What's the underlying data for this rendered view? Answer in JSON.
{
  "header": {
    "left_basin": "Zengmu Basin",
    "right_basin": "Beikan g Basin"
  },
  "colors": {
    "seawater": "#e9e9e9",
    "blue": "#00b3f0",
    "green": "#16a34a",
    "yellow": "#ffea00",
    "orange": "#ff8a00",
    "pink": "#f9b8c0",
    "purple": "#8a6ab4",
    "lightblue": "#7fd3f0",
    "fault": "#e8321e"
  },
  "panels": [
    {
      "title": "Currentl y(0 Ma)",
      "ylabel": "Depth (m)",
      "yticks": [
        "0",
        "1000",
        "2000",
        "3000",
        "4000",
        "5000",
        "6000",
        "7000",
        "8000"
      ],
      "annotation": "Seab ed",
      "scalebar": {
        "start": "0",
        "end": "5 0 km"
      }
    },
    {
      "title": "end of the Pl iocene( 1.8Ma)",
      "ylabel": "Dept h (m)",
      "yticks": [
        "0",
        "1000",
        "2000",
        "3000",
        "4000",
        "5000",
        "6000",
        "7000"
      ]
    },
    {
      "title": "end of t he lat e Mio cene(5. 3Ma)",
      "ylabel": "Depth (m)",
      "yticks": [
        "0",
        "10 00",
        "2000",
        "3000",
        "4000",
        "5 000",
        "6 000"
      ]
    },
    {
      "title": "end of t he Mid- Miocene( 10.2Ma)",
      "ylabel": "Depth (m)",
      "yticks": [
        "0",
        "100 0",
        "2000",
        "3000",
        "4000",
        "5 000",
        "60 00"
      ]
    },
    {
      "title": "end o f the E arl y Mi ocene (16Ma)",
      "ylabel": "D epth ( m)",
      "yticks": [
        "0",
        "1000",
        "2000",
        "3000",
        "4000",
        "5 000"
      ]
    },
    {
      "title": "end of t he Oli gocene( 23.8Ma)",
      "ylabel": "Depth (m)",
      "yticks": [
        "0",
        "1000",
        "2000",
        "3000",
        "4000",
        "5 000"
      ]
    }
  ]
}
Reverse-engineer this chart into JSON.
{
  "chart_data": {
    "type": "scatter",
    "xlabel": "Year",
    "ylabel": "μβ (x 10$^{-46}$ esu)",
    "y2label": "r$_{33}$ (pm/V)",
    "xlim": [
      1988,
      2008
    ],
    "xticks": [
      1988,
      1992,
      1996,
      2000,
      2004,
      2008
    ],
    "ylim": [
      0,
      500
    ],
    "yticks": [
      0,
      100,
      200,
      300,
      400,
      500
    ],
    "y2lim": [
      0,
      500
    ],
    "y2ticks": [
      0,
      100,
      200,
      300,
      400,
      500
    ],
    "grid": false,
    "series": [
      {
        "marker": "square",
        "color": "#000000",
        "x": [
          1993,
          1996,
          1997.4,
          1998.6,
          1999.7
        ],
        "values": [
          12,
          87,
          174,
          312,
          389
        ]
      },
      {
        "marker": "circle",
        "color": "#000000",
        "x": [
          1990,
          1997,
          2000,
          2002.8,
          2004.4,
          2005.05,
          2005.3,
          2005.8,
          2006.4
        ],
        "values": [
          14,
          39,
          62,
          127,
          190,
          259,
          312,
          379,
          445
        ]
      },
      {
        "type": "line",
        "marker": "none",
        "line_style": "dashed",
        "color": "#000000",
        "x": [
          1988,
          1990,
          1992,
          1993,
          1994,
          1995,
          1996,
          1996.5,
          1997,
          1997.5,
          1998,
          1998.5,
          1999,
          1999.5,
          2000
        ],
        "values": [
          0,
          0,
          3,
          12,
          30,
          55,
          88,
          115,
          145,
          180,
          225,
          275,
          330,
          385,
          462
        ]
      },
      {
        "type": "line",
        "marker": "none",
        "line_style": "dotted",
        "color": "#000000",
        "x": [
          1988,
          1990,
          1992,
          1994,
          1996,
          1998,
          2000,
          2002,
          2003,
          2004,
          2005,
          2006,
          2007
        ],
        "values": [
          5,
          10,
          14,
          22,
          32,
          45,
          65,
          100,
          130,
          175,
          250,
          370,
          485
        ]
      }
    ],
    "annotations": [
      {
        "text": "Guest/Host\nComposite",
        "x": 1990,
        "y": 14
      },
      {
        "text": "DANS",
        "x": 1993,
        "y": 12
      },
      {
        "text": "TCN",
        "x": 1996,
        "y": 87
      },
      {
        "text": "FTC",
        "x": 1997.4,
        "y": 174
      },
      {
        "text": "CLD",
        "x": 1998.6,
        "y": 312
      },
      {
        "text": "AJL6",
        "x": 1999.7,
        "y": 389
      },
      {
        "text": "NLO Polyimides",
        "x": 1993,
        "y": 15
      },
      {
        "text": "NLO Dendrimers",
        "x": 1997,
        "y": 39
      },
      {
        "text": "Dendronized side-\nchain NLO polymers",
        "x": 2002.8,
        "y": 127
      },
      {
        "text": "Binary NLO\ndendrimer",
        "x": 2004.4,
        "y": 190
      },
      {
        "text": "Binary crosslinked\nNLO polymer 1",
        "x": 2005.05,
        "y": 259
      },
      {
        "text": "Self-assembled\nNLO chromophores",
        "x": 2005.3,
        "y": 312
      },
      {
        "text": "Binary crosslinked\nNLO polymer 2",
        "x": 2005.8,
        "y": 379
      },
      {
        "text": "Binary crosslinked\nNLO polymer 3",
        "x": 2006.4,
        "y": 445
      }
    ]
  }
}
★ ★ ★ ★ ★
- Exercise instructions
Make an exact copy of every line in the data.

- The answer
What's the underlying data for this rendered view? Answer in JSON.
{
  "header": {
    "left_basin": "Zengmu Basin",
    "right_basin": "Beikan g Basin"
  },
  "colors": {
    "seawater": "#e9e9e9",
    "blue": "#00b3f0",
    "green": "#16a34a",
    "yellow": "#ffea00",
    "orange": "#ff8a00",
    "pink": "#f9b8c0",
    "purple": "#8a6ab4",
    "lightblue": "#7fd3f0",
    "fault": "#e8321e"
  },
  "panels": [
    {
      "title": "Currentl y(0 Ma)",
      "ylabel": "Depth (m)",
      "yticks": [
        "0",
        "1000",
        "2000",
        "3000",
        "4000",
        "5000",
        "6000",
        "7000",
        "8000"
      ],
      "annotation": "Seab ed",
      "scalebar": {
        "start": "0",
        "end": "5 0 km"
      }
    },
    {
      "title": "end of the Pl iocene( 1.8Ma)",
      "ylabel": "Dept h (m)",
      "yticks": [
        "0",
        "1000",
        "2000",
        "3000",
        "4000",
        "5000",
        "6000",
        "7000"
      ]
    },
    {
      "title": "end of t he lat e Mio cene(5. 3Ma)",
      "ylabel": "Depth (m)",
      "yticks": [
        "0",
        "10 00",
        "2000",
        "3000",
        "4000",
        "5 000",
        "6 000"
      ]
    },
    {
      "title": "end of t he Mid- Miocene( 10.2Ma)",
      "ylabel": "Depth (m)",
      "yticks": [
        "0",
        "100 0",
        "2000",
        "3000",
        "4000",
        "5 000",
        "60 00"
      ]
    },
    {
      "title": "end o f the E arl y Mi ocene (16Ma)",
      "ylabel": "D epth ( m)",
      "yticks": [
        "0",
        "1000",
        "2000",
        "3000",
        "4000",
        "5 000"
      ]
    },
    {
      "title": "end of t he Oli gocene( 23.8Ma)",
      "ylabel": "Depth (m)",
      "yticks": [
        "0",
        "1000",
        "2000",
        "3000",
        "4000",
        "5 000"
      ]
    }
  ]
}
Reverse-engineer this chart into JSON.
{
  "chart_data": {
    "type": "scatter",
    "xlabel": "Year",
    "ylabel": "μβ (x 10$^{-46}$ esu)",
    "y2label": "r$_{33}$ (pm/V)",
    "xlim": [
      1988,
      2008
    ],
    "xticks": [
      1988,
      1992,
      1996,
      2000,
      2004,
      2008
    ],
    "ylim": [
      0,
      500
    ],
    "yticks": [
      0,
      100,
      200,
      300,
      400,
      500
    ],
    "y2lim": [
      0,
      500
    ],
    "y2ticks": [
      0,
      100,
      200,
      300,
      400,
      500
    ],
    "grid": false,
    "series": [
      {
        "marker": "square",
        "color": "#000000",
        "x": [
          1993,
          1996,
          1997.4,
          1998.6,
          1999.7
        ],
        "values": [
          12,
          87,
          174,
          312,
          389
        ]
      },
      {
        "marker": "circle",
        "color": "#000000",
        "x": [
          1990,
          1997,
          2000,
          2002.8,
          2004.4,
          2005.05,
          2005.3,
          2005.8,
          2006.4
        ],
        "values": [
          14,
          39,
          62,
          127,
          190,
          259,
          312,
          379,
          445
        ]
      },
      {
        "type": "line",
        "marker": "none",
        "line_style": "dashed",
        "color": "#000000",
        "x": [
          1988,
          1990,
          1992,
          1993,
          1994,
          1995,
          1996,
          1996.5,
          1997,
          1997.5,
          1998,
          1998.5,
          1999,
          1999.5,
          2000
        ],
        "values": [
          0,
          0,
          3,
          12,
          30,
          55,
          88,
          115,
          145,
          180,
          225,
          275,
          330,
          385,
          462
        ]
      },
      {
        "type": "line",
        "marker": "none",
        "line_style": "dotted",
        "color": "#000000",
        "x": [
          1988,
          1990,
          1992,
          1994,
          1996,
          1998,
          2000,
          2002,
          2003,
          2004,
          2005,
          2006,
          2007
        ],
        "values": [
          5,
          10,
          14,
          22,
          32,
          45,
          65,
          100,
          130,
          175,
          250,
          370,
          485
        ]
      }
    ],
    "annotations": [
      {
        "text": "Guest/Host\nComposite",
        "x": 1990,
        "y": 14
      },
      {
        "text": "DANS",
        "x": 1993,
        "y": 12
      },
      {
        "text": "TCN",
        "x": 1996,
        "y": 87
      },
      {
        "text": "FTC",
        "x": 1997.4,
        "y": 174
      },
      {
        "text": "CLD",
        "x": 1998.6,
        "y": 312
      },
      {
        "text": "AJL6",
        "x": 1999.7,
        "y": 389
      },
      {
        "text": "NLO Polyimides",
        "x": 1993,
        "y": 15
      },
      {
        "text": "NLO Dendrimers",
        "x": 1997,
        "y": 39
      },
      {
        "text": "Dendronized side-\nchain NLO polymers",
        "x": 2002.8,
        "y": 127
      },
      {
        "text": "Binary NLO\ndendrimer",
        "x": 2004.4,
        "y": 190
      },
      {
        "text": "Binary crosslinked\nNLO polymer 1",
        "x": 2005.05,
        "y": 259
      },
      {
        "text": "Self-assembled\nNLO chromophores",
        "x": 2005.3,
        "y": 312
      },
      {
        "text": "Binary crosslinked\nNLO polymer 2",
        "x": 2005.8,
        "y": 379
      },
      {
        "text": "Binary crosslinked\nNLO polymer 3",
        "x": 2006.4,
        "y": 445
      }
    ]
  }
}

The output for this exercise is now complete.